Write out the records that appear below, verbatim and complete, but without pictures.

(Data items)
------------------------------------------------------------

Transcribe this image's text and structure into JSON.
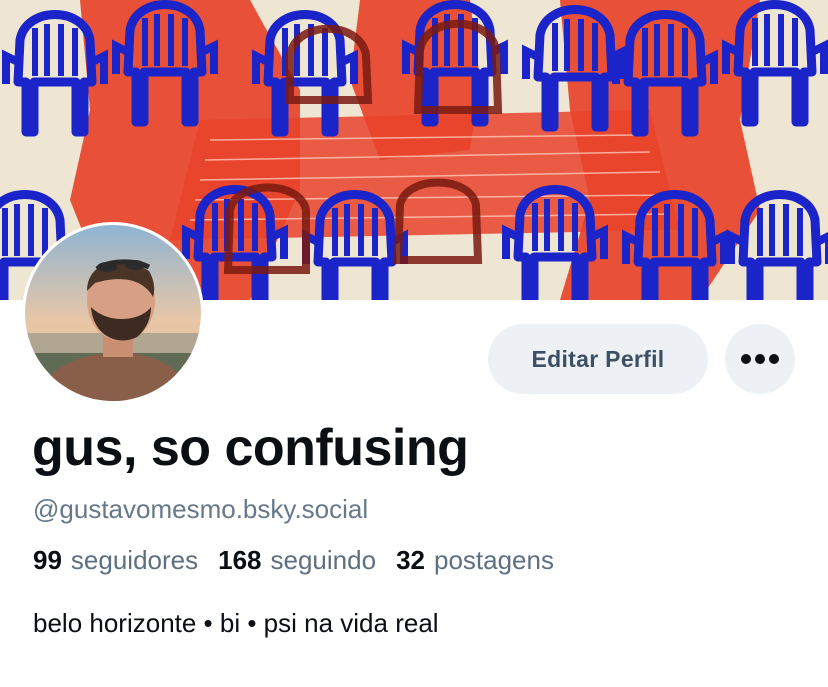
{
  "profile": {
    "display_name": "gus, so confusing",
    "handle": "@gustavomesmo.bsky.social",
    "bio": "belo horizonte • bi • psi na vida real"
  },
  "actions": {
    "edit_label": "Editar Perfil",
    "more_icon": "ellipsis-icon"
  },
  "stats": {
    "followers_count": "99",
    "followers_label": "seguidores",
    "following_count": "168",
    "following_label": "seguindo",
    "posts_count": "32",
    "posts_label": "postagens"
  },
  "colors": {
    "chair_blue": "#1a24c8",
    "table_red": "#e8432a",
    "banner_bg": "#efe5d3",
    "button_bg": "#edf1f5"
  }
}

------------------------------------------------------------

## Output below:
Transcribe this image's text and structure into JSON.
{
  "profile": {
    "display_name": "gus, so confusing",
    "handle": "@gustavomesmo.bsky.social",
    "bio": "belo horizonte • bi • psi na vida real"
  },
  "actions": {
    "edit_label": "Editar Perfil",
    "more_icon": "ellipsis-icon"
  },
  "stats": {
    "followers_count": "99",
    "followers_label": "seguidores",
    "following_count": "168",
    "following_label": "seguindo",
    "posts_count": "32",
    "posts_label": "postagens"
  },
  "colors": {
    "chair_blue": "#1a24c8",
    "table_red": "#e8432a",
    "banner_bg": "#efe5d3",
    "button_bg": "#edf1f5"
  }
}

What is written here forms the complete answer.